**Records to process**
┌────────
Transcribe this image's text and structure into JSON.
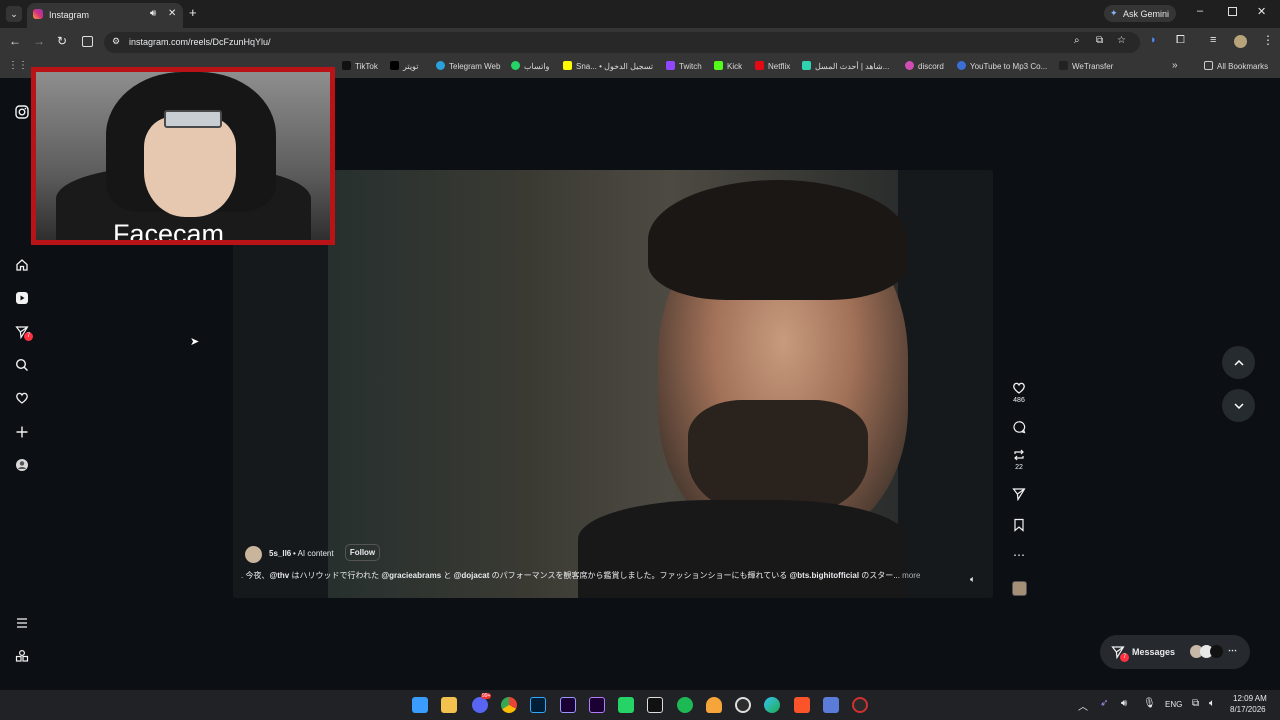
{
  "browser": {
    "tab_title": "Instagram",
    "url": "instagram.com/reels/DcFzunHqYlu/",
    "ask_gemini": "Ask Gemini",
    "all_bookmarks": "All Bookmarks",
    "bookmarks": [
      "TikTok",
      "تويتر",
      "Telegram Web",
      "واتساب",
      "Sna... • تسجيل الدخول",
      "Twitch",
      "Kick",
      "Netflix",
      "شاهد | أحدث المسل...",
      "discord",
      "YouTube to Mp3 Co...",
      "WeTransfer"
    ]
  },
  "sidebar": {
    "notification_badge": "7"
  },
  "facecam": {
    "label": "Facecam"
  },
  "reel": {
    "username": "5s_ll6",
    "ai_label": "• AI content",
    "follow": "Follow",
    "caption_prefix": ". 今夜、",
    "caption_tag1": "@thv",
    "caption_mid1": " はハリウッドで行われた ",
    "caption_tag2": "@gracieabrams",
    "caption_mid2": " と ",
    "caption_tag3": "@dojacat",
    "caption_mid3": " のパフォーマンスを観客席から鑑賞しました。ファッションショーにも輝れている ",
    "caption_tag4": "@bts.bighitofficial",
    "caption_end": " のスター... ",
    "more": "more",
    "likes": "486",
    "reposts": "22"
  },
  "messages": {
    "label": "Messages",
    "badge": "7"
  },
  "taskbar": {
    "time": "12:09 AM",
    "date": "8/17/2026",
    "lang": "ENG",
    "discord_badge": "99+"
  },
  "colors": {
    "accent_red": "#b91318",
    "badge_red": "#ff3040"
  }
}
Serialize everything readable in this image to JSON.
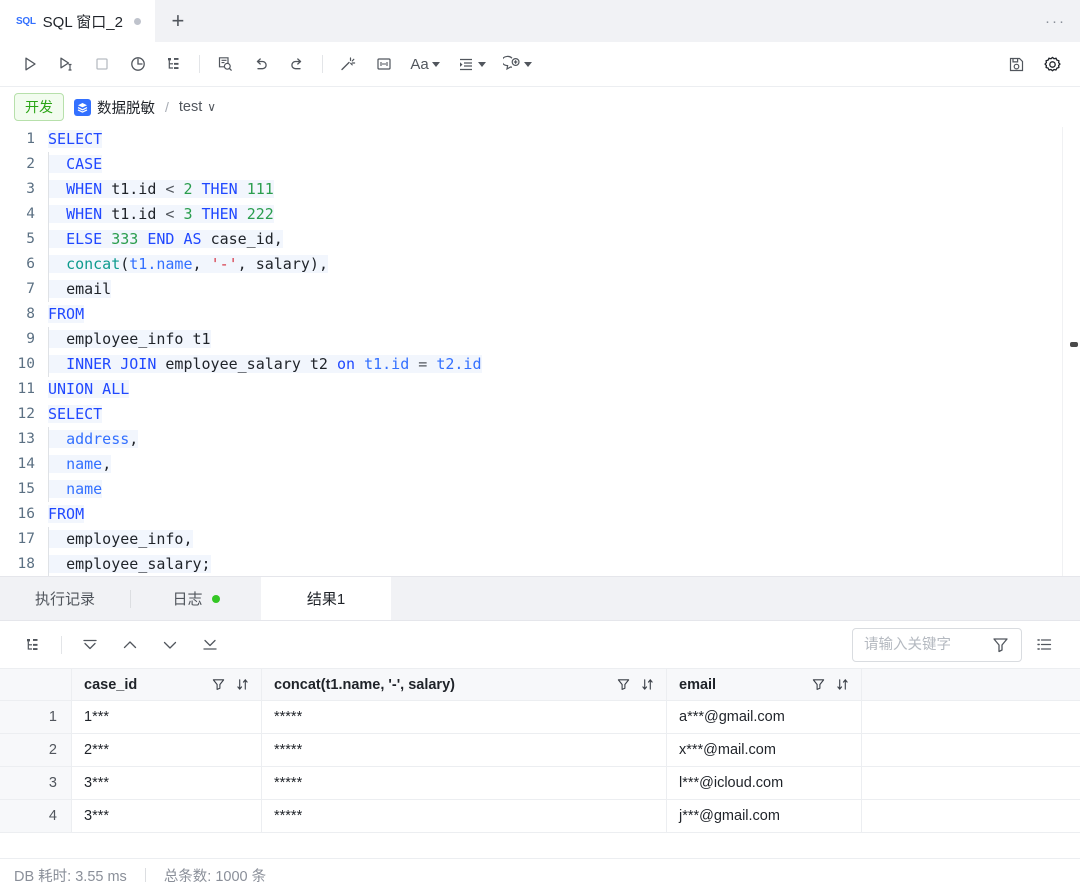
{
  "tabbar": {
    "sql_badge": "SQL",
    "title": "SQL 窗口_2",
    "new_tab": "+",
    "more": "···"
  },
  "toolbar": {
    "run": "run-icon",
    "run_step": "run-to-cursor-icon",
    "stop": "stop-icon",
    "history": "timer-icon",
    "format": "structure-icon",
    "explain": "explain-plan-icon",
    "undo": "undo-icon",
    "redo": "redo-icon",
    "beautify": "magic-wand-icon",
    "split": "split-view-icon",
    "font": "Aa",
    "indent": "indent-icon",
    "comment": "add-comment-icon",
    "save": "save-icon",
    "settings": "gear-icon"
  },
  "breadcrumb": {
    "env": "开发",
    "datasource": "数据脱敏",
    "separator": "/",
    "database": "test",
    "chevron": "∨"
  },
  "editor": {
    "lines": [
      {
        "no": "1",
        "tokens": [
          {
            "t": "SELECT",
            "c": "k"
          }
        ]
      },
      {
        "no": "2",
        "tokens": [
          {
            "t": "  ",
            "c": "p"
          },
          {
            "t": "CASE",
            "c": "k"
          }
        ]
      },
      {
        "no": "3",
        "tokens": [
          {
            "t": "  ",
            "c": "p"
          },
          {
            "t": "WHEN",
            "c": "k"
          },
          {
            "t": " ",
            "c": "p"
          },
          {
            "t": "t1.id",
            "c": "p"
          },
          {
            "t": " ",
            "c": "p"
          },
          {
            "t": "<",
            "c": "op"
          },
          {
            "t": " ",
            "c": "p"
          },
          {
            "t": "2",
            "c": "n"
          },
          {
            "t": " ",
            "c": "p"
          },
          {
            "t": "THEN",
            "c": "k"
          },
          {
            "t": " ",
            "c": "p"
          },
          {
            "t": "111",
            "c": "n"
          }
        ]
      },
      {
        "no": "4",
        "tokens": [
          {
            "t": "  ",
            "c": "p"
          },
          {
            "t": "WHEN",
            "c": "k"
          },
          {
            "t": " ",
            "c": "p"
          },
          {
            "t": "t1.id",
            "c": "p"
          },
          {
            "t": " ",
            "c": "p"
          },
          {
            "t": "<",
            "c": "op"
          },
          {
            "t": " ",
            "c": "p"
          },
          {
            "t": "3",
            "c": "n"
          },
          {
            "t": " ",
            "c": "p"
          },
          {
            "t": "THEN",
            "c": "k"
          },
          {
            "t": " ",
            "c": "p"
          },
          {
            "t": "222",
            "c": "n"
          }
        ]
      },
      {
        "no": "5",
        "tokens": [
          {
            "t": "  ",
            "c": "p"
          },
          {
            "t": "ELSE",
            "c": "k"
          },
          {
            "t": " ",
            "c": "p"
          },
          {
            "t": "333",
            "c": "n"
          },
          {
            "t": " ",
            "c": "p"
          },
          {
            "t": "END",
            "c": "k"
          },
          {
            "t": " ",
            "c": "p"
          },
          {
            "t": "AS",
            "c": "k"
          },
          {
            "t": " ",
            "c": "p"
          },
          {
            "t": "case_id,",
            "c": "p"
          }
        ]
      },
      {
        "no": "6",
        "tokens": [
          {
            "t": "  ",
            "c": "p"
          },
          {
            "t": "concat",
            "c": "f"
          },
          {
            "t": "(",
            "c": "p"
          },
          {
            "t": "t1.name",
            "c": "id"
          },
          {
            "t": ", ",
            "c": "p"
          },
          {
            "t": "'-'",
            "c": "s"
          },
          {
            "t": ", salary)",
            "c": "p"
          },
          {
            "t": ",",
            "c": "p"
          }
        ]
      },
      {
        "no": "7",
        "tokens": [
          {
            "t": "  ",
            "c": "p"
          },
          {
            "t": "email",
            "c": "p"
          }
        ]
      },
      {
        "no": "8",
        "tokens": [
          {
            "t": "FROM",
            "c": "k"
          }
        ]
      },
      {
        "no": "9",
        "tokens": [
          {
            "t": "  ",
            "c": "p"
          },
          {
            "t": "employee_info t1",
            "c": "p"
          }
        ]
      },
      {
        "no": "10",
        "tokens": [
          {
            "t": "  ",
            "c": "p"
          },
          {
            "t": "INNER JOIN",
            "c": "k"
          },
          {
            "t": " employee_salary t2 ",
            "c": "p"
          },
          {
            "t": "on",
            "c": "k"
          },
          {
            "t": " ",
            "c": "p"
          },
          {
            "t": "t1.id",
            "c": "id"
          },
          {
            "t": " ",
            "c": "p"
          },
          {
            "t": "=",
            "c": "op"
          },
          {
            "t": " ",
            "c": "p"
          },
          {
            "t": "t2.id",
            "c": "id"
          }
        ]
      },
      {
        "no": "11",
        "tokens": [
          {
            "t": "UNION ALL",
            "c": "k"
          }
        ]
      },
      {
        "no": "12",
        "tokens": [
          {
            "t": "SELECT",
            "c": "k"
          }
        ]
      },
      {
        "no": "13",
        "tokens": [
          {
            "t": "  ",
            "c": "p"
          },
          {
            "t": "address",
            "c": "id"
          },
          {
            "t": ",",
            "c": "p"
          }
        ]
      },
      {
        "no": "14",
        "tokens": [
          {
            "t": "  ",
            "c": "p"
          },
          {
            "t": "name",
            "c": "id"
          },
          {
            "t": ",",
            "c": "p"
          }
        ]
      },
      {
        "no": "15",
        "tokens": [
          {
            "t": "  ",
            "c": "p"
          },
          {
            "t": "name",
            "c": "id"
          }
        ]
      },
      {
        "no": "16",
        "tokens": [
          {
            "t": "FROM",
            "c": "k"
          }
        ]
      },
      {
        "no": "17",
        "tokens": [
          {
            "t": "  ",
            "c": "p"
          },
          {
            "t": "employee_info,",
            "c": "p"
          }
        ]
      },
      {
        "no": "18",
        "tokens": [
          {
            "t": "  ",
            "c": "p"
          },
          {
            "t": "employee_salary;",
            "c": "p"
          }
        ]
      }
    ]
  },
  "result_tabs": [
    {
      "label": "执行记录",
      "active": false,
      "dot": false
    },
    {
      "label": "日志",
      "active": false,
      "dot": true
    },
    {
      "label": "结果1",
      "active": true,
      "dot": false
    }
  ],
  "result_toolbar": {
    "structure": "structure-icon",
    "first": "first-page-icon",
    "prev": "prev-page-icon",
    "next": "next-page-icon",
    "last": "last-page-icon",
    "search_placeholder": "请输入关键字",
    "search_value": "",
    "search_icon": "search-icon",
    "filter_icon": "filter-icon",
    "columns_icon": "list-icon"
  },
  "grid": {
    "columns": [
      "case_id",
      "concat(t1.name, '-', salary)",
      "email"
    ],
    "rows": [
      {
        "no": "1",
        "case_id": "1***",
        "concat": "*****",
        "email": "a***@gmail.com"
      },
      {
        "no": "2",
        "case_id": "2***",
        "concat": "*****",
        "email": "x***@mail.com"
      },
      {
        "no": "3",
        "case_id": "3***",
        "concat": "*****",
        "email": "l***@icloud.com"
      },
      {
        "no": "4",
        "case_id": "3***",
        "concat": "*****",
        "email": "j***@gmail.com"
      }
    ]
  },
  "statusbar": {
    "duration": "DB 耗时: 3.55 ms",
    "total": "总条数: 1000 条"
  },
  "colors": {
    "accent": "#3370ff",
    "env_green": "#2aa515",
    "status_green": "#34c724",
    "keyword": "#2048ff",
    "number": "#2a9d4e",
    "function": "#0f9b8e",
    "string": "#d73a49"
  }
}
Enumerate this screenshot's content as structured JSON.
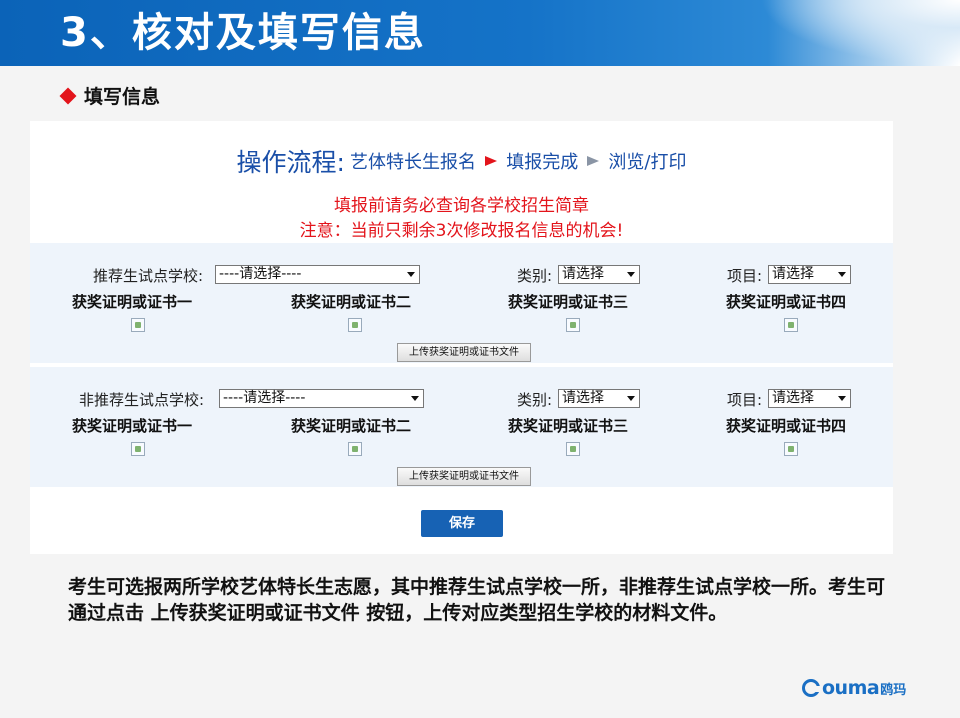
{
  "slide": {
    "title": "3、核对及填写信息",
    "section_heading": "填写信息",
    "description": "考生可选报两所学校艺体特长生志愿，其中推荐生试点学校一所，非推荐生试点学校一所。考生可通过点击 上传获奖证明或证书文件 按钮，上传对应类型招生学校的材料文件。",
    "logo_text": "ouma",
    "logo_cn": "鸥玛"
  },
  "flow": {
    "title": "操作流程:",
    "steps": [
      "艺体特长生报名",
      "填报完成",
      "浏览/打印"
    ]
  },
  "notices": {
    "line1": "填报前请务必查询各学校招生简章",
    "line2": "注意：当前只剩余3次修改报名信息的机会!"
  },
  "recommended": {
    "school_label": "推荐生试点学校:",
    "school_value": "----请选择----",
    "category_label": "类别:",
    "category_value": "请选择",
    "project_label": "项目:",
    "project_value": "请选择",
    "certificates": [
      "获奖证明或证书一",
      "获奖证明或证书二",
      "获奖证明或证书三",
      "获奖证明或证书四"
    ],
    "upload_label": "上传获奖证明或证书文件"
  },
  "non_recommended": {
    "school_label": "非推荐生试点学校:",
    "school_value": "----请选择----",
    "category_label": "类别:",
    "category_value": "请选择",
    "project_label": "项目:",
    "project_value": "请选择",
    "certificates": [
      "获奖证明或证书一",
      "获奖证明或证书二",
      "获奖证明或证书三",
      "获奖证明或证书四"
    ],
    "upload_label": "上传获奖证明或证书文件"
  },
  "save_label": "保存",
  "colors": {
    "header_blue": "#0b63b8",
    "flow_blue": "#1a4fa8",
    "notice_red": "#e3141b",
    "button_blue": "#1762b4"
  }
}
└────────
**Given request**
List each line of the entries that holds the string "image".

**Task solution**
Transcribe this image's text and structure into JSON.
Serialize everything readable in this image to JSON.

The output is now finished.